§ **WHAT THE TASK ASKS**
Your answer should be the entire listing, printed exactly.

§ **RECORDS FOR THE TASK**
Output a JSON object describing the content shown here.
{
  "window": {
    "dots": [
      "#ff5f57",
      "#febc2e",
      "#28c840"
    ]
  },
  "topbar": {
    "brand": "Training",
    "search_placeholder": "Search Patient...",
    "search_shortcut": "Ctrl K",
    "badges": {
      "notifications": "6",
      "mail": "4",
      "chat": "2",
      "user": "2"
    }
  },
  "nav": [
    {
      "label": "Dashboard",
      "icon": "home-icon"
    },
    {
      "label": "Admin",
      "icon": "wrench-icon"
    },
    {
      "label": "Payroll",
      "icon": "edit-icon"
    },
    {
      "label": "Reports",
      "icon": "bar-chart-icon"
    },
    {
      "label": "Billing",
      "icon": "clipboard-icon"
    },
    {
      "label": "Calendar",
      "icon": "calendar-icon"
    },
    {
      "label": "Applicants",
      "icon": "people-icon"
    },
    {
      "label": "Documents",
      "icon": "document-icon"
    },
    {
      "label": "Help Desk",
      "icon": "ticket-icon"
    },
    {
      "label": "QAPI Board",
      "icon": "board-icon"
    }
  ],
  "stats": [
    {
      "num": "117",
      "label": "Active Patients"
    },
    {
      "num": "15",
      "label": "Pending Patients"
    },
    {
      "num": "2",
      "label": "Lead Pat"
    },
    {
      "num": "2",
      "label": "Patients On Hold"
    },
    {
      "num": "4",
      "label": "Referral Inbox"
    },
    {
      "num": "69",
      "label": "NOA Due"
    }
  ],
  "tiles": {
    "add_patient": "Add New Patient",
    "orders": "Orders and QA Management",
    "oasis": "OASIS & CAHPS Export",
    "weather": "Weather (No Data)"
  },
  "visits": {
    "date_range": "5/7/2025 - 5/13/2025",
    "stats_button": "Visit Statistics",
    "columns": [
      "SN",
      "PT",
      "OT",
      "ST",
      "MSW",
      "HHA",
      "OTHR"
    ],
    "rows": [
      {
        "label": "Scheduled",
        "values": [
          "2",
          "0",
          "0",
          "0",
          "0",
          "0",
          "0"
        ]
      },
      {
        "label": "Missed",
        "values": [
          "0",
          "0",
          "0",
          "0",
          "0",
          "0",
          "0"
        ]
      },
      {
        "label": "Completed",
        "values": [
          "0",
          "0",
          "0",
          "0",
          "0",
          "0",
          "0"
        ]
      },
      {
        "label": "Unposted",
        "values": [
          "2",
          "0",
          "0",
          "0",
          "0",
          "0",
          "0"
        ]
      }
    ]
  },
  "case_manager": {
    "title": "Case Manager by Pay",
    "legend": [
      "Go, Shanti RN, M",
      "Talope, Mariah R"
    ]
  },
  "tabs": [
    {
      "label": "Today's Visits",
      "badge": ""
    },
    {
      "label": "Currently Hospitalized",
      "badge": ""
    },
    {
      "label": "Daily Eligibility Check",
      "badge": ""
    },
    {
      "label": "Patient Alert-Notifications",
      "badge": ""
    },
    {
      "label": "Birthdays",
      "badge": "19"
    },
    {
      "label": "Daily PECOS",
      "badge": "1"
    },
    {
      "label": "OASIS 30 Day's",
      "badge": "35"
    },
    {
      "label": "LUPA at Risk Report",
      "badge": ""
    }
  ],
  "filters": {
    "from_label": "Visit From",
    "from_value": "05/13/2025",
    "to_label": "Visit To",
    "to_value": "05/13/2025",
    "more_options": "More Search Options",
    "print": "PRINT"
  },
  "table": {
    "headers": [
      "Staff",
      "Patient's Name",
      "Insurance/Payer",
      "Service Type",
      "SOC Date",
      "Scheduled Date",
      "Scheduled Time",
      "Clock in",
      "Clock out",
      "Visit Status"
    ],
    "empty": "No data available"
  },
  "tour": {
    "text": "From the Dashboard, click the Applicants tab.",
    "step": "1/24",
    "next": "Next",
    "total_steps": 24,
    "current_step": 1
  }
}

§ **EXPECTED ANSWER**
Output a JSON object describing the content shown here.
{
  "window": {
    "dots": [
      "#ff5f57",
      "#febc2e",
      "#28c840"
    ]
  },
  "topbar": {
    "brand": "Training",
    "search_placeholder": "Search Patient...",
    "search_shortcut": "Ctrl K",
    "badges": {
      "notifications": "6",
      "mail": "4",
      "chat": "2",
      "user": "2"
    }
  },
  "nav": [
    {
      "label": "Dashboard",
      "icon": "home-icon"
    },
    {
      "label": "Admin",
      "icon": "wrench-icon"
    },
    {
      "label": "Payroll",
      "icon": "edit-icon"
    },
    {
      "label": "Reports",
      "icon": "bar-chart-icon"
    },
    {
      "label": "Billing",
      "icon": "clipboard-icon"
    },
    {
      "label": "Calendar",
      "icon": "calendar-icon"
    },
    {
      "label": "Applicants",
      "icon": "people-icon"
    },
    {
      "label": "Documents",
      "icon": "document-icon"
    },
    {
      "label": "Help Desk",
      "icon": "ticket-icon"
    },
    {
      "label": "QAPI Board",
      "icon": "board-icon"
    }
  ],
  "stats": [
    {
      "num": "117",
      "label": "Active Patients"
    },
    {
      "num": "15",
      "label": "Pending Patients"
    },
    {
      "num": "2",
      "label": "Lead Pat"
    },
    {
      "num": "2",
      "label": "Patients On Hold"
    },
    {
      "num": "4",
      "label": "Referral Inbox"
    },
    {
      "num": "69",
      "label": "NOA Due"
    }
  ],
  "tiles": {
    "add_patient": "Add New Patient",
    "orders": "Orders and QA Management",
    "oasis": "OASIS & CAHPS Export",
    "weather": "Weather (No Data)"
  },
  "visits": {
    "date_range": "5/7/2025 - 5/13/2025",
    "stats_button": "Visit Statistics",
    "columns": [
      "SN",
      "PT",
      "OT",
      "ST",
      "MSW",
      "HHA",
      "OTHR"
    ],
    "rows": [
      {
        "label": "Scheduled",
        "values": [
          "2",
          "0",
          "0",
          "0",
          "0",
          "0",
          "0"
        ]
      },
      {
        "label": "Missed",
        "values": [
          "0",
          "0",
          "0",
          "0",
          "0",
          "0",
          "0"
        ]
      },
      {
        "label": "Completed",
        "values": [
          "0",
          "0",
          "0",
          "0",
          "0",
          "0",
          "0"
        ]
      },
      {
        "label": "Unposted",
        "values": [
          "2",
          "0",
          "0",
          "0",
          "0",
          "0",
          "0"
        ]
      }
    ]
  },
  "case_manager": {
    "title": "Case Manager by Pay",
    "legend": [
      "Go, Shanti RN, M",
      "Talope, Mariah R"
    ]
  },
  "tabs": [
    {
      "label": "Today's Visits",
      "badge": ""
    },
    {
      "label": "Currently Hospitalized",
      "badge": ""
    },
    {
      "label": "Daily Eligibility Check",
      "badge": ""
    },
    {
      "label": "Patient Alert-Notifications",
      "badge": ""
    },
    {
      "label": "Birthdays",
      "badge": "19"
    },
    {
      "label": "Daily PECOS",
      "badge": "1"
    },
    {
      "label": "OASIS 30 Day's",
      "badge": "35"
    },
    {
      "label": "LUPA at Risk Report",
      "badge": ""
    }
  ],
  "filters": {
    "from_label": "Visit From",
    "from_value": "05/13/2025",
    "to_label": "Visit To",
    "to_value": "05/13/2025",
    "more_options": "More Search Options",
    "print": "PRINT"
  },
  "table": {
    "headers": [
      "Staff",
      "Patient's Name",
      "Insurance/Payer",
      "Service Type",
      "SOC Date",
      "Scheduled Date",
      "Scheduled Time",
      "Clock in",
      "Clock out",
      "Visit Status"
    ],
    "empty": "No data available"
  },
  "tour": {
    "text": "From the Dashboard, click the Applicants tab.",
    "step": "1/24",
    "next": "Next",
    "total_steps": 24,
    "current_step": 1
  }
}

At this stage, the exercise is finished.